Problem statement:
Find each line containing the string "title" and return it.

Entries provided:
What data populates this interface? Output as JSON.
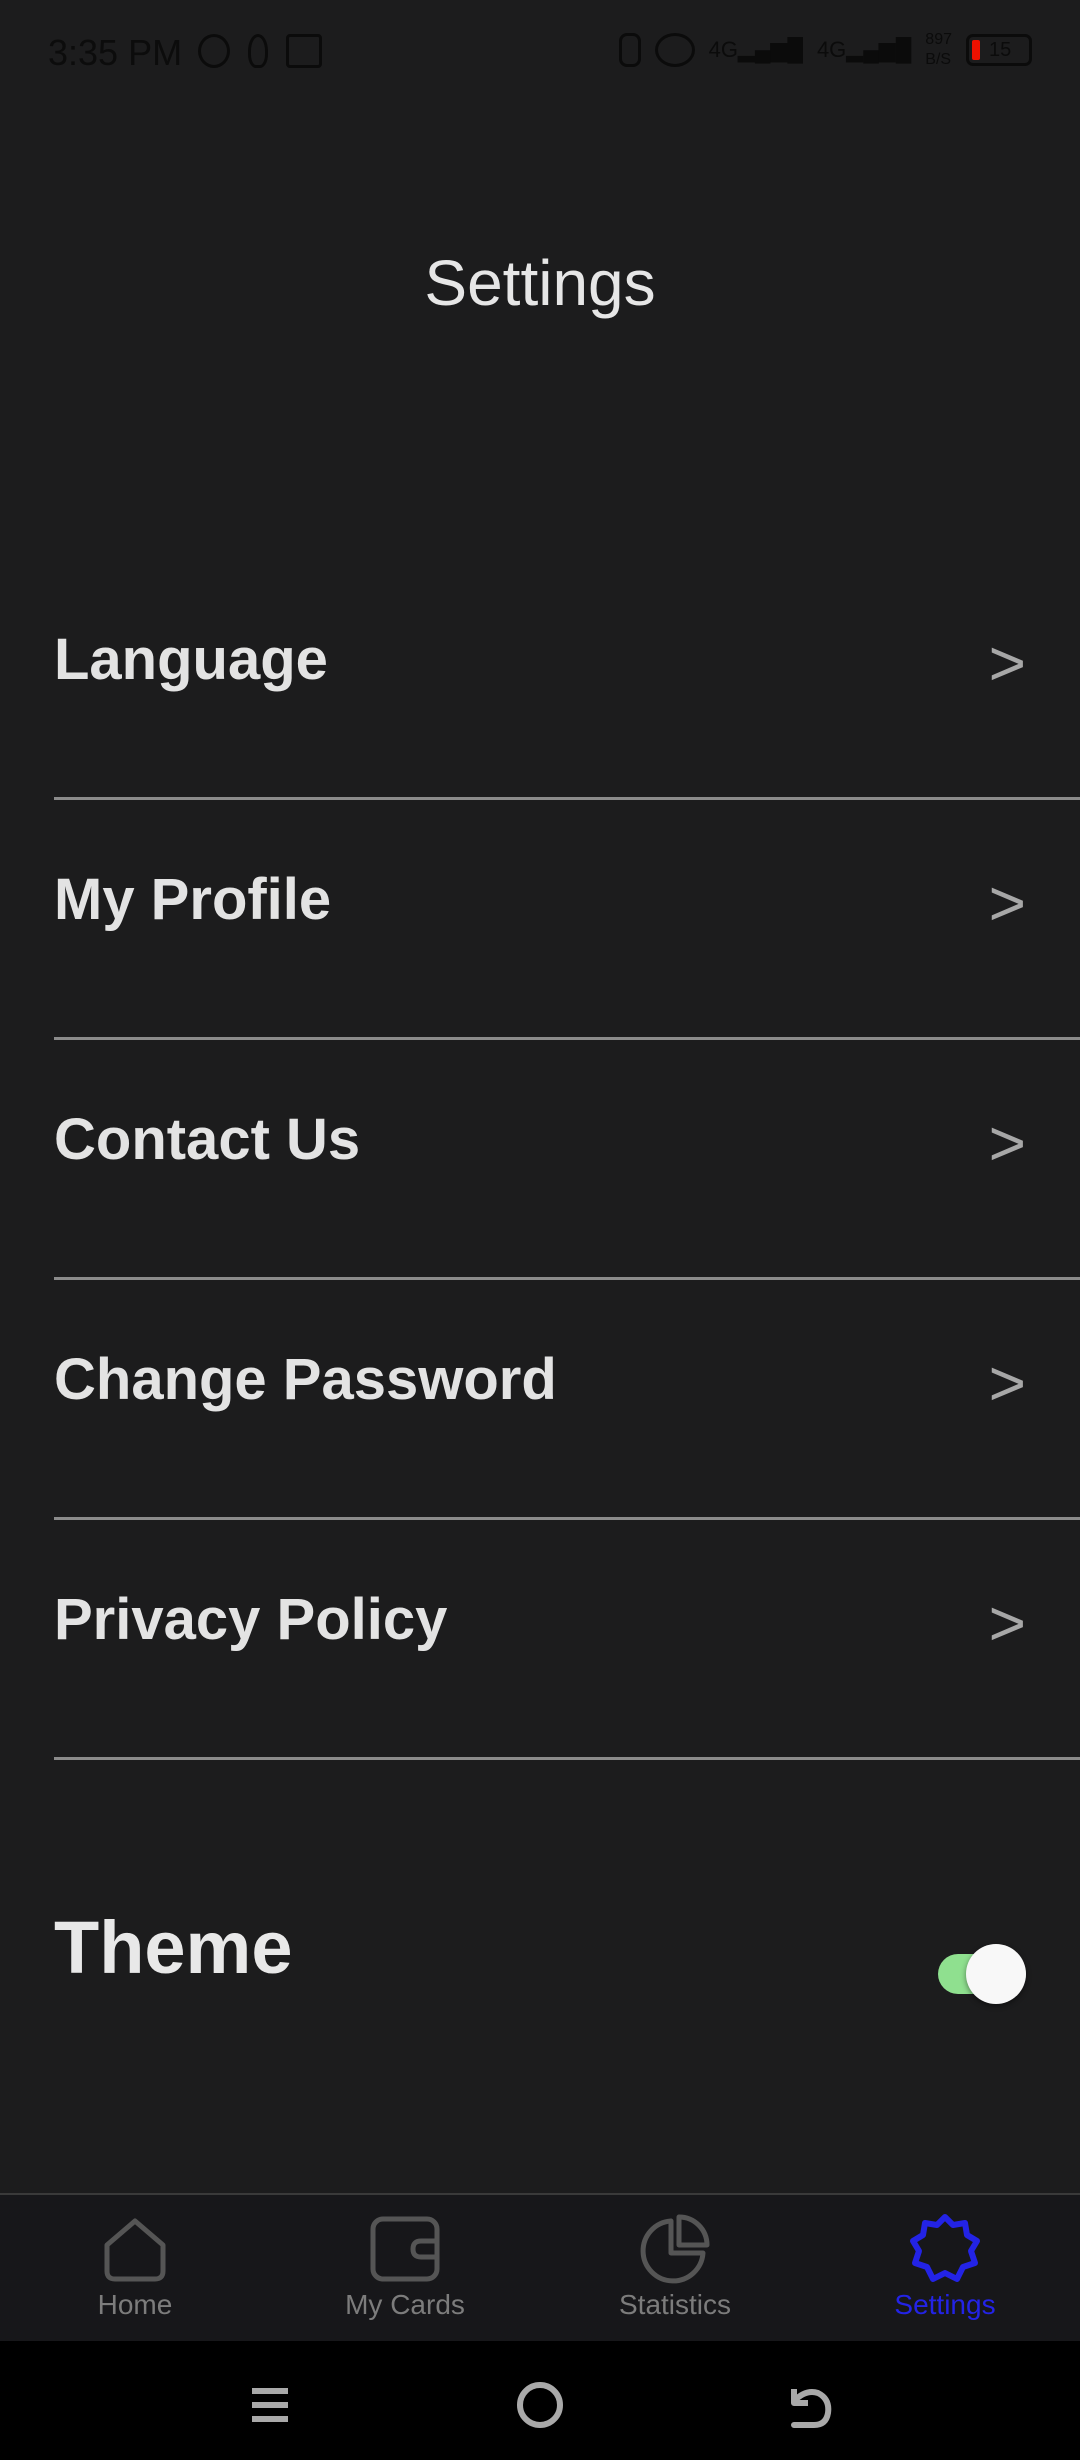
{
  "status_bar": {
    "time": "3:35 PM",
    "left_icons": [
      "whatsapp-icon",
      "flame-icon",
      "gmail-icon"
    ],
    "right_icons": [
      "vibrate-icon",
      "hotspot-icon",
      "signal-4g-icon",
      "signal-4g-icon"
    ],
    "net_speed": "897\nB/S",
    "battery": "15",
    "battery_color": "#ee1100"
  },
  "page": {
    "title": "Settings"
  },
  "settings": {
    "items": [
      {
        "label": "Language",
        "chevron": ">"
      },
      {
        "label": "My Profile",
        "chevron": ">"
      },
      {
        "label": "Contact Us",
        "chevron": ">"
      },
      {
        "label": "Change Password",
        "chevron": ">"
      },
      {
        "label": "Privacy Policy",
        "chevron": ">"
      }
    ],
    "theme": {
      "label": "Theme",
      "enabled": true,
      "toggle_color": "#8fe08f"
    }
  },
  "bottom_nav": {
    "active_color": "#2323e6",
    "items": [
      {
        "label": "Home",
        "icon": "home-icon",
        "active": false
      },
      {
        "label": "My Cards",
        "icon": "wallet-icon",
        "active": false
      },
      {
        "label": "Statistics",
        "icon": "pie-chart-icon",
        "active": false
      },
      {
        "label": "Settings",
        "icon": "gear-icon",
        "active": true
      }
    ]
  },
  "system_nav": {
    "icons": [
      "recents-icon",
      "home-circle-icon",
      "back-icon"
    ]
  }
}
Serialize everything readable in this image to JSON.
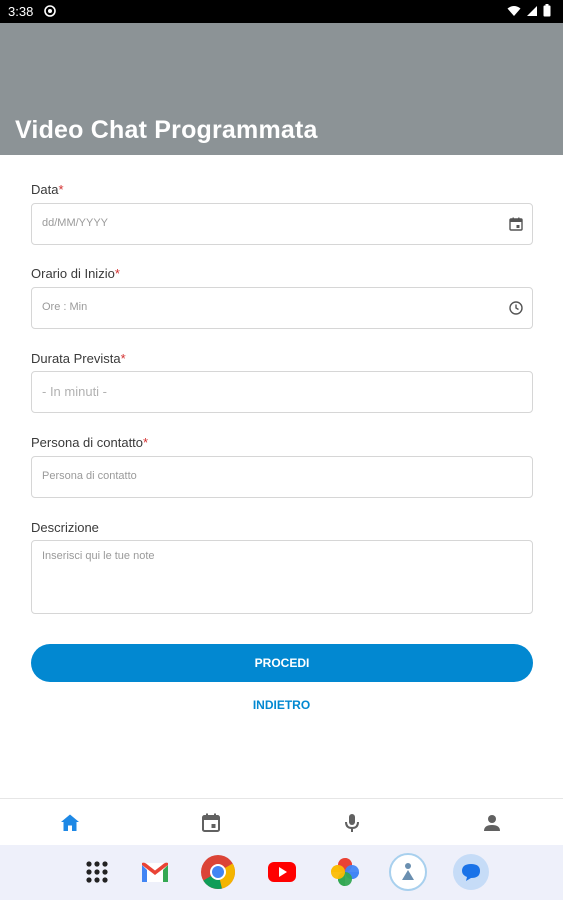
{
  "status_bar": {
    "time": "3:38"
  },
  "header": {
    "title": "Video Chat Programmata"
  },
  "form": {
    "date": {
      "label": "Data",
      "required_mark": "*",
      "placeholder": "dd/MM/YYYY"
    },
    "start_time": {
      "label": "Orario di Inizio",
      "required_mark": "*",
      "placeholder": "Ore : Min"
    },
    "duration": {
      "label": "Durata Prevista",
      "required_mark": "*",
      "placeholder": "- In minuti -"
    },
    "contact": {
      "label": "Persona di contatto",
      "required_mark": "*",
      "placeholder": "Persona di contatto"
    },
    "description": {
      "label": "Descrizione",
      "placeholder": "Inserisci qui le tue note"
    }
  },
  "actions": {
    "proceed_label": "PROCEDI",
    "back_label": "INDIETRO"
  },
  "bottom_nav": {
    "items": [
      {
        "icon": "home-icon",
        "active": true
      },
      {
        "icon": "calendar-icon",
        "active": false
      },
      {
        "icon": "microphone-icon",
        "active": false
      },
      {
        "icon": "person-icon",
        "active": false
      }
    ]
  },
  "dock": {
    "apps": [
      "app-drawer-icon",
      "gmail-icon",
      "chrome-icon",
      "youtube-icon",
      "photos-icon",
      "assistant-app-icon",
      "messages-icon"
    ]
  },
  "colors": {
    "accent": "#0288d1",
    "header": "#8c9396",
    "required": "#d32f2f",
    "nav_active": "#1e88e5",
    "nav_inactive": "#616161"
  }
}
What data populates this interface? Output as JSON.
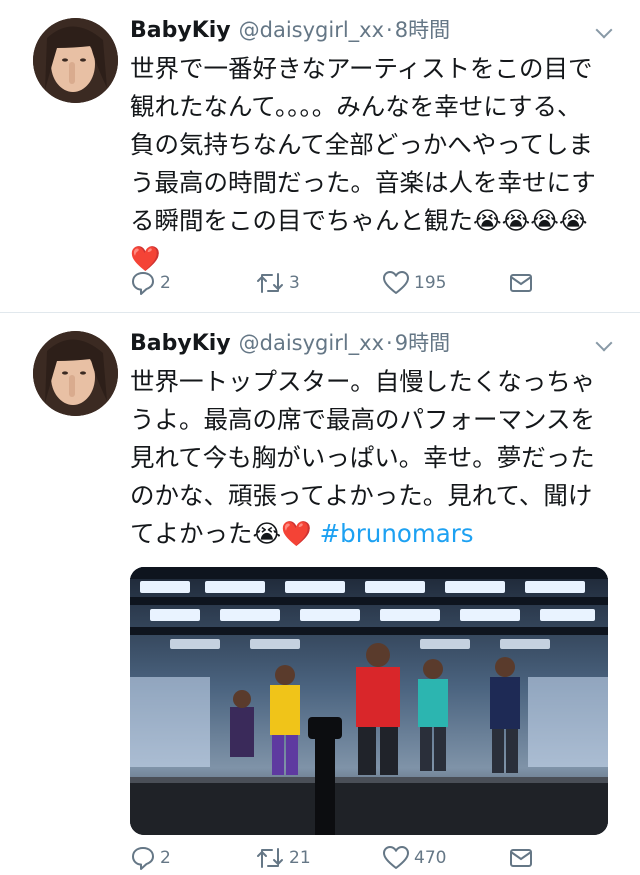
{
  "tweets": [
    {
      "name": "BabyKiy",
      "handle": "@daisygirl_xx",
      "dot": "·",
      "time": "8時間",
      "text": "世界で一番好きなアーティストをこの目で観れたなんて。。。。みんなを幸せにする、負の気持ちなんて全部どっかへやってしまう最高の時間だった。音楽は人を幸せにする瞬間をこの目でちゃんと観た😭😭😭😭❤️",
      "hashtag": "",
      "reply_count": "2",
      "retweet_count": "3",
      "like_count": "195"
    },
    {
      "name": "BabyKiy",
      "handle": "@daisygirl_xx",
      "dot": "·",
      "time": "9時間",
      "text": "世界一トップスター。自慢したくなっちゃうよ。最高の席で最高のパフォーマンスを見れて今も胸がいっぱい。幸せ。夢だったのかな、頑張ってよかった。見れて、聞けてよかった😭❤️",
      "hashtag": "#brunomars",
      "reply_count": "2",
      "retweet_count": "21",
      "like_count": "470"
    }
  ],
  "icons": {
    "reply": "reply-icon",
    "retweet": "retweet-icon",
    "like": "heart-icon",
    "share": "share-icon",
    "more": "chevron-down-icon"
  },
  "colors": {
    "link": "#1da1f2",
    "secondary_text": "#657786",
    "divider": "#e1e8ed"
  }
}
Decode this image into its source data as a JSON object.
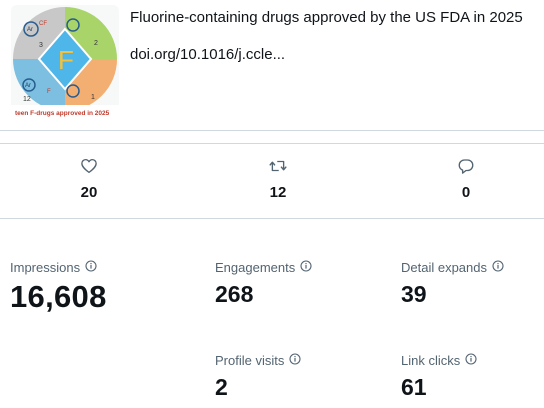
{
  "link_card": {
    "title": "Fluorine-containing drugs approved by the US FDA in 2025",
    "domain": "doi.org/10.1016/j.ccle...",
    "thumbnail": {
      "labels": {
        "ar_cf3": "Ar",
        "cf3": "CF",
        "count_3": "3",
        "count_2": "2",
        "count_12": "12",
        "count_1": "1",
        "ar_f": "Ar",
        "f_x": "F",
        "letter_f": "F",
        "banner": "teen F-drugs approved in 2025"
      },
      "colors": [
        "#b9dc7a",
        "#9ed06a",
        "#7bbfde",
        "#f2ae70",
        "#c9c9c9"
      ]
    }
  },
  "engagement": [
    {
      "icon": "heart-icon",
      "count": "20"
    },
    {
      "icon": "retweet-icon",
      "count": "12"
    },
    {
      "icon": "reply-icon",
      "count": "0"
    }
  ],
  "metrics": {
    "impressions": {
      "label": "Impressions",
      "value": "16,608"
    },
    "engagements": {
      "label": "Engagements",
      "value": "268"
    },
    "detail_expands": {
      "label": "Detail expands",
      "value": "39"
    },
    "profile_visits": {
      "label": "Profile visits",
      "value": "2"
    },
    "link_clicks": {
      "label": "Link clicks",
      "value": "61"
    }
  }
}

Exercise result:
    "title": "Settings"
    "title": "Video Chat Programmata"
    "title": "Fluorine-containing drugs approved by the US FDA in 2025",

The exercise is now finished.